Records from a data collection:
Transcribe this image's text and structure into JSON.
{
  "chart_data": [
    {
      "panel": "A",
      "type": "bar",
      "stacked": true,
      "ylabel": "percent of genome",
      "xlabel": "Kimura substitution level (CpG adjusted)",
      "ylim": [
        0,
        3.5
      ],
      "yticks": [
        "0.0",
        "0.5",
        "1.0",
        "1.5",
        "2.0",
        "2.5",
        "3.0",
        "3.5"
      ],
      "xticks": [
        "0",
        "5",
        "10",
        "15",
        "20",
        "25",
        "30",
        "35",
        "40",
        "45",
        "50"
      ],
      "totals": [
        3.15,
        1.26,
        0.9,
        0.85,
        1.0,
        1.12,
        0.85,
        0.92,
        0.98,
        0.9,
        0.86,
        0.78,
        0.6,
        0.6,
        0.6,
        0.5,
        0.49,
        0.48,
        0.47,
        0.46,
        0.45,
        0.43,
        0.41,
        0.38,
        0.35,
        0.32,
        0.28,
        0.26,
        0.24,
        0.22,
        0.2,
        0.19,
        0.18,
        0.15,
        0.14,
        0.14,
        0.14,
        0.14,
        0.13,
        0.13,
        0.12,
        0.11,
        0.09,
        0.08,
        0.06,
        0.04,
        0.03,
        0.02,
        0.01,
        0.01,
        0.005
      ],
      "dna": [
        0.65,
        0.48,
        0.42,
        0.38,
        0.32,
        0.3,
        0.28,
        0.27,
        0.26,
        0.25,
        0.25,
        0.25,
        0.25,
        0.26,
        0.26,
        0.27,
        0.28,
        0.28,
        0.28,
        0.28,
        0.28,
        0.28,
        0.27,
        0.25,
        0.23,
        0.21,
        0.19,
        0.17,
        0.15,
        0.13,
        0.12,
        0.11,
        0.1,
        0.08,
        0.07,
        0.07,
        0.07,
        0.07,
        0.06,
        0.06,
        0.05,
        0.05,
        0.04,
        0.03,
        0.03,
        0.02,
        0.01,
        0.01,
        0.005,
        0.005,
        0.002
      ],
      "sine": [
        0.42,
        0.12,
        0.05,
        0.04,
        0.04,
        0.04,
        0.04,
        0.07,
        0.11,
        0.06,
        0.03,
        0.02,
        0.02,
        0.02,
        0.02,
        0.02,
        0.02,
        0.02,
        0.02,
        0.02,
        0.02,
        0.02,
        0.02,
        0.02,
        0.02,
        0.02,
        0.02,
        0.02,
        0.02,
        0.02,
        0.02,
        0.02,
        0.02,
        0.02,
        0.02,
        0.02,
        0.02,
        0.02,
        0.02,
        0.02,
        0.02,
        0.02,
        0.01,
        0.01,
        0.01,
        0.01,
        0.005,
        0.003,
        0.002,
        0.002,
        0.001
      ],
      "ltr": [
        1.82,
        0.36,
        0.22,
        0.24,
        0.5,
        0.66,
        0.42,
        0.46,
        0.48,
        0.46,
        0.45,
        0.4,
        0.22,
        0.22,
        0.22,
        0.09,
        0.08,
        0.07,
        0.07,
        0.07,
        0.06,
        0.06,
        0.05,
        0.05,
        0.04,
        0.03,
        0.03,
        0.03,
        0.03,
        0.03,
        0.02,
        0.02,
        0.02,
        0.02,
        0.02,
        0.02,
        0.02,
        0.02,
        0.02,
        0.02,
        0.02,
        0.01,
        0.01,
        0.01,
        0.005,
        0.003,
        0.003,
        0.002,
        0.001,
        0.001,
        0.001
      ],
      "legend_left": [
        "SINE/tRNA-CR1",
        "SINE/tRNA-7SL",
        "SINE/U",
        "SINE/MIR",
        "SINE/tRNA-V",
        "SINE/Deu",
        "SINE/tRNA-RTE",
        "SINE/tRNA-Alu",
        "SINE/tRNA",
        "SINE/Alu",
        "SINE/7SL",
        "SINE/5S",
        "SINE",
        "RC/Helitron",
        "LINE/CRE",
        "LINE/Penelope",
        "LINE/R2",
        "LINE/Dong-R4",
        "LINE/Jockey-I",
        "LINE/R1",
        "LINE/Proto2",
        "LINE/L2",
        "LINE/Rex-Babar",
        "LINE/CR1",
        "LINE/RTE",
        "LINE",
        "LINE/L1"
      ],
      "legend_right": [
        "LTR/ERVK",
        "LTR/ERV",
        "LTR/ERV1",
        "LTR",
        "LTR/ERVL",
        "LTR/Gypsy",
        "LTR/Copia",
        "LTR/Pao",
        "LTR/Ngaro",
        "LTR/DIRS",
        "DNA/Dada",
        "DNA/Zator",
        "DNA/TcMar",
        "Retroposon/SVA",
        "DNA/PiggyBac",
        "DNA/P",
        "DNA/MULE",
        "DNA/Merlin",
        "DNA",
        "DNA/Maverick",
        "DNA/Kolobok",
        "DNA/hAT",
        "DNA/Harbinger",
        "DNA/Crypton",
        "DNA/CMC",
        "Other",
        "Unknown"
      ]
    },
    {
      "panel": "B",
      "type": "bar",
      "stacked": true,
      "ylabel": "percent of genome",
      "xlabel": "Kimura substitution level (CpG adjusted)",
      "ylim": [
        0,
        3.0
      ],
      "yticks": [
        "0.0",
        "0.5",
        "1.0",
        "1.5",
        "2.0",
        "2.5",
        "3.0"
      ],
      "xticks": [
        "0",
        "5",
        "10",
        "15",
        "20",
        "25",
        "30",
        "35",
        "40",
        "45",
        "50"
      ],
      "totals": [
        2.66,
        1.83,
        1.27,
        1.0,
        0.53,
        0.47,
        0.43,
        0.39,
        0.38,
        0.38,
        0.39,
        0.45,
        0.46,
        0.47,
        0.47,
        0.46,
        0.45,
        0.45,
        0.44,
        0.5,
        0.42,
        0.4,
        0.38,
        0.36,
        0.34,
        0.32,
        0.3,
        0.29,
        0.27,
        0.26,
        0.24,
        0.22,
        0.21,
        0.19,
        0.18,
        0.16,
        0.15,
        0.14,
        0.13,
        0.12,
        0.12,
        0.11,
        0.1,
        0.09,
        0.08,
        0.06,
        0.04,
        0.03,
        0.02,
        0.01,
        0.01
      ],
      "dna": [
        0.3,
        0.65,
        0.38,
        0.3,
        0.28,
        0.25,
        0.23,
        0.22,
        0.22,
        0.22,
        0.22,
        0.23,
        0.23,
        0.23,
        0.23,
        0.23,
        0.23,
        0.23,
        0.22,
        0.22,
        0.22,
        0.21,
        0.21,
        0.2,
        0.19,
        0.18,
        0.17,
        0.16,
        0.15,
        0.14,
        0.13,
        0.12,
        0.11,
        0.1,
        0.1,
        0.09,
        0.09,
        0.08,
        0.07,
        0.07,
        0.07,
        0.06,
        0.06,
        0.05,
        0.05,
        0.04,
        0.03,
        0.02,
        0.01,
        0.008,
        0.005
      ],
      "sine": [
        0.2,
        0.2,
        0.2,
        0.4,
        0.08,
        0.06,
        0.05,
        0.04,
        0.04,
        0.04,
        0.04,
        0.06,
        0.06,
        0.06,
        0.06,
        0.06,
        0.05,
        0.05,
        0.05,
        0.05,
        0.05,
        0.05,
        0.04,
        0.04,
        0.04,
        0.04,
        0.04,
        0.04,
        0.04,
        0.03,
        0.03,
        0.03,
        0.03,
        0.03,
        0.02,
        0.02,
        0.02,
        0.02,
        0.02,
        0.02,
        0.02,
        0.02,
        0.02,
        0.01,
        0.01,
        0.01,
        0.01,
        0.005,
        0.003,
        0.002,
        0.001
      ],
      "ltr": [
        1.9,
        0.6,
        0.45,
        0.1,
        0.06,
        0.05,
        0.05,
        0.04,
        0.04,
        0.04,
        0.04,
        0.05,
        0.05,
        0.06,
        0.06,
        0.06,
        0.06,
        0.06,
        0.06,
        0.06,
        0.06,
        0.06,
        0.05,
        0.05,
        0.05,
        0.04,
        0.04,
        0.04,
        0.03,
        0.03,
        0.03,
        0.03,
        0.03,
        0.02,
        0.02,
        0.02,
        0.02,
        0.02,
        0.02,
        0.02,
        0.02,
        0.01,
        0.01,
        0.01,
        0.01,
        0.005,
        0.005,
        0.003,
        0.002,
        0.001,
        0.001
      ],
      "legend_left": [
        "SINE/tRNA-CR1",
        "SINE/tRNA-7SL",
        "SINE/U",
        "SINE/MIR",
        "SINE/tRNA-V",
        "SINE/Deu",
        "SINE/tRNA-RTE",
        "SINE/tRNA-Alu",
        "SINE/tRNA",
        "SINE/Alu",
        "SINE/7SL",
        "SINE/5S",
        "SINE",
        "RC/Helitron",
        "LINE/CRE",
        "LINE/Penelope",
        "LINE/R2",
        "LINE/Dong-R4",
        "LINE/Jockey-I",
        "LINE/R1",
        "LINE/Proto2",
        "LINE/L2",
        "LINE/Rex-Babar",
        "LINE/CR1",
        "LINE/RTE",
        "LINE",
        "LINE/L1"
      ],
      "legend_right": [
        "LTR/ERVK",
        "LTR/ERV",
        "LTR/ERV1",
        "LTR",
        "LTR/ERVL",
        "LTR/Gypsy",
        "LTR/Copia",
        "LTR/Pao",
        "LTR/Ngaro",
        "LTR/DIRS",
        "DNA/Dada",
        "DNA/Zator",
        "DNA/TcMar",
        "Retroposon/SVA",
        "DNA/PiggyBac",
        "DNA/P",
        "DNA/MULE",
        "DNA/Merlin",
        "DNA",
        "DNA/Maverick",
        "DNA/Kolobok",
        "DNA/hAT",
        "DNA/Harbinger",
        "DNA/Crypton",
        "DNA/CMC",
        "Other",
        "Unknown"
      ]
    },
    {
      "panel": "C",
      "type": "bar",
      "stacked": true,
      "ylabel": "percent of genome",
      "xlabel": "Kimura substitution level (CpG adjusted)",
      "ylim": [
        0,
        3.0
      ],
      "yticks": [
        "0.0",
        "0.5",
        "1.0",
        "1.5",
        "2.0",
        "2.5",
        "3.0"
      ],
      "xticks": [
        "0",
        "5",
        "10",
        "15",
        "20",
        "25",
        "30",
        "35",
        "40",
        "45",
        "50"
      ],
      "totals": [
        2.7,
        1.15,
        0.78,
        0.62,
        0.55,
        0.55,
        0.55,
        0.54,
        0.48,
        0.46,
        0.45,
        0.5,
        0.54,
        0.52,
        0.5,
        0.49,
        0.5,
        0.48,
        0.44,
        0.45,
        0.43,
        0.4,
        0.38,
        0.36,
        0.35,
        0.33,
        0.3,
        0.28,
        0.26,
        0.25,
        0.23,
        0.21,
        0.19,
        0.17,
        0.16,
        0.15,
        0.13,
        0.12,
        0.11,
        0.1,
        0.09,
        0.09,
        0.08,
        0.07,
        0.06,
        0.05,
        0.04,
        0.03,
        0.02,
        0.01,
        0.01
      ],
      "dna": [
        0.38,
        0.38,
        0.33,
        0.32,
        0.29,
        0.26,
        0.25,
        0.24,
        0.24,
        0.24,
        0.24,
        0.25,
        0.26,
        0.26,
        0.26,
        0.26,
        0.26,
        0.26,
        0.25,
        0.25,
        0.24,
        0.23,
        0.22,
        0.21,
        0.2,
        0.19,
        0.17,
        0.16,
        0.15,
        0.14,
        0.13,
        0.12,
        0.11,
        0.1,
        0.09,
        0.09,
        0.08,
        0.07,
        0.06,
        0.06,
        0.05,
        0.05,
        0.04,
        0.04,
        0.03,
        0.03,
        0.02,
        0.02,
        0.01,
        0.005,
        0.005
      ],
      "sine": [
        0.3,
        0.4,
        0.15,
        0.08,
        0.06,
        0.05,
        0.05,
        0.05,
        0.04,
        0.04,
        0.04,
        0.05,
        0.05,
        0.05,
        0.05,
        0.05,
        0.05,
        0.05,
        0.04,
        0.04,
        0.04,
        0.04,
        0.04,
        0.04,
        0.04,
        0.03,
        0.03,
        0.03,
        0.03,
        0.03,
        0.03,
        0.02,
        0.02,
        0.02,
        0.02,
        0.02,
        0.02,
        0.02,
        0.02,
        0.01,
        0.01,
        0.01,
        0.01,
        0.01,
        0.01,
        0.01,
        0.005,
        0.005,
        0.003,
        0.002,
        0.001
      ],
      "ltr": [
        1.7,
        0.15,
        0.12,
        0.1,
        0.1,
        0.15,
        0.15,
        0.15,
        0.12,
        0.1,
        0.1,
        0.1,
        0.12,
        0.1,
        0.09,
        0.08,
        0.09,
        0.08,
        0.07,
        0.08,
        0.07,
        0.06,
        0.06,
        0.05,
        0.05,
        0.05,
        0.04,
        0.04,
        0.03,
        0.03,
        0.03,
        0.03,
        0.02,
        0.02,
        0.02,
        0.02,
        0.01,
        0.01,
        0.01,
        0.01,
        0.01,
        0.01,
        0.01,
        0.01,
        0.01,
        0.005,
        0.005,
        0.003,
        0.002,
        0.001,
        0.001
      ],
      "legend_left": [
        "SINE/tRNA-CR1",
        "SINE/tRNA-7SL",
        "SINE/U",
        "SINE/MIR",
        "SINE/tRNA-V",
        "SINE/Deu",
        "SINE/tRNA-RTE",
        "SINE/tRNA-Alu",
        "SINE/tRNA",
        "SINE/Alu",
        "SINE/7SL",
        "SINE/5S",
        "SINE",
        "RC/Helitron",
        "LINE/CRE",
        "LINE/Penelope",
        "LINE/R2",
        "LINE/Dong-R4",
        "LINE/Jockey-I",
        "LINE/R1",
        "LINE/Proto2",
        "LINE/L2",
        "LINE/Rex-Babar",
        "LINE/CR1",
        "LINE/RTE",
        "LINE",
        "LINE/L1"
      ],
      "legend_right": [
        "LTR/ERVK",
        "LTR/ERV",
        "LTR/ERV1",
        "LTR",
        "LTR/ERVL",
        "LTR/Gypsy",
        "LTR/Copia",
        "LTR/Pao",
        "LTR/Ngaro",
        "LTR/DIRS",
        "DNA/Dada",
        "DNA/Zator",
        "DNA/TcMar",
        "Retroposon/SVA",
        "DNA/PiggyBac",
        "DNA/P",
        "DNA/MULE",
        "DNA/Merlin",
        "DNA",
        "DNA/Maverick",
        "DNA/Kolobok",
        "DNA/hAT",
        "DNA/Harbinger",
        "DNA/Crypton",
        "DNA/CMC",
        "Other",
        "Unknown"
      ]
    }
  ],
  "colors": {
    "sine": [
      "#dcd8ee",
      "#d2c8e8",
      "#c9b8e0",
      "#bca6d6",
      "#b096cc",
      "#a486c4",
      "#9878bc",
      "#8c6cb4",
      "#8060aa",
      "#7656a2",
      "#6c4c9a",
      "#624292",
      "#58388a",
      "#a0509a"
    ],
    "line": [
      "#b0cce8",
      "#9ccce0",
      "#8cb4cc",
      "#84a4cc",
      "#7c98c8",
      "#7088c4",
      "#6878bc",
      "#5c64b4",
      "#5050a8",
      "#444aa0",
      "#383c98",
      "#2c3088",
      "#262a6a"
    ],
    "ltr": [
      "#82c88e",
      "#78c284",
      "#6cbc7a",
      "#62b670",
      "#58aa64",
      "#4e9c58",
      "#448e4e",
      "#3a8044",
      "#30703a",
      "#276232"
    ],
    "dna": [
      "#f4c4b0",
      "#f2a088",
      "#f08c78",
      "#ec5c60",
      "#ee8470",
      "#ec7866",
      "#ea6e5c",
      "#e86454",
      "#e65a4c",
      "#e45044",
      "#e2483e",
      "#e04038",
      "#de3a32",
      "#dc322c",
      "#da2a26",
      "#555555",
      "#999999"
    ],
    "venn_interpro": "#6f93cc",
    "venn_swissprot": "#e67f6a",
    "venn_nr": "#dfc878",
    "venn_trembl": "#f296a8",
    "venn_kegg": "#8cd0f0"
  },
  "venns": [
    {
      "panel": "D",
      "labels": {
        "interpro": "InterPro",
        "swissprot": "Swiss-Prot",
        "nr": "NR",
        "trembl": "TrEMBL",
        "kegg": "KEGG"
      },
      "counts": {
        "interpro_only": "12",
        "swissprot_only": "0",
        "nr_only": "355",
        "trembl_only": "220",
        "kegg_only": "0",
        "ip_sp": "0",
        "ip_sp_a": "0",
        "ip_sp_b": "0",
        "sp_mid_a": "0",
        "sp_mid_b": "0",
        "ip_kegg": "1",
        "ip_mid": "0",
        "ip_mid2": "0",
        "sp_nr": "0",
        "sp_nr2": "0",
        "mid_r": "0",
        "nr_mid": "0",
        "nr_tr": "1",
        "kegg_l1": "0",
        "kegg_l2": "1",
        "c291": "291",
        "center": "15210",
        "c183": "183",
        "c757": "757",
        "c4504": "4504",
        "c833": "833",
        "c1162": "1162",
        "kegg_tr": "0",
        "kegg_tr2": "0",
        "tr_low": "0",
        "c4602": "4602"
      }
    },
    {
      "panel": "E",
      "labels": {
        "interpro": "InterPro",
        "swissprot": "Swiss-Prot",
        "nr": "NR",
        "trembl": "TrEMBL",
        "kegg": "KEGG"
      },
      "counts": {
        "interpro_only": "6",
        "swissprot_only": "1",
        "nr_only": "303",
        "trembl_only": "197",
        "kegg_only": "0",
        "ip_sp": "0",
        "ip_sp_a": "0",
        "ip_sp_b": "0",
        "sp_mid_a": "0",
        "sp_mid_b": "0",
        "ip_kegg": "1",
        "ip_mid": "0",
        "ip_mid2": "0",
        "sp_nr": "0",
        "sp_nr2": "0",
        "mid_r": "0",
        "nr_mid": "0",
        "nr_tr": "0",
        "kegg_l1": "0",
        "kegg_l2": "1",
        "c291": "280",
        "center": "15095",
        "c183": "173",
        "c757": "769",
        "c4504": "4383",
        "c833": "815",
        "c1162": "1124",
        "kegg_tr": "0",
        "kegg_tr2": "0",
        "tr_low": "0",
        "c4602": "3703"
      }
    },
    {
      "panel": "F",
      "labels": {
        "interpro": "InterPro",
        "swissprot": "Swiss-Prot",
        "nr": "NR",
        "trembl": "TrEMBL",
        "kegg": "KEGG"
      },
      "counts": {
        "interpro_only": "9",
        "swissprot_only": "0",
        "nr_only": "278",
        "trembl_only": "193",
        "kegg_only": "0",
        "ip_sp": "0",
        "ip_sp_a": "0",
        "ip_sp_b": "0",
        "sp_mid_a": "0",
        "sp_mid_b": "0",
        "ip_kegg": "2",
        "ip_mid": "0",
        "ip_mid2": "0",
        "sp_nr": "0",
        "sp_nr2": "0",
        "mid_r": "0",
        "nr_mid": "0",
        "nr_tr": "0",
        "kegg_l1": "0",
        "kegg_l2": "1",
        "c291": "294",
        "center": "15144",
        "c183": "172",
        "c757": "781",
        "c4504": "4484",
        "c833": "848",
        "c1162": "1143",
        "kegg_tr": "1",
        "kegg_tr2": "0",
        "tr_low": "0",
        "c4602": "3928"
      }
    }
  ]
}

**Assigned task:** The exercise is to copy out every line above that has the word "panel" in it.

**Exercise solution:**
      "panel": "A",
      "panel": "B",
      "panel": "C",
      "panel": "D",
      "panel": "E",
      "panel": "F",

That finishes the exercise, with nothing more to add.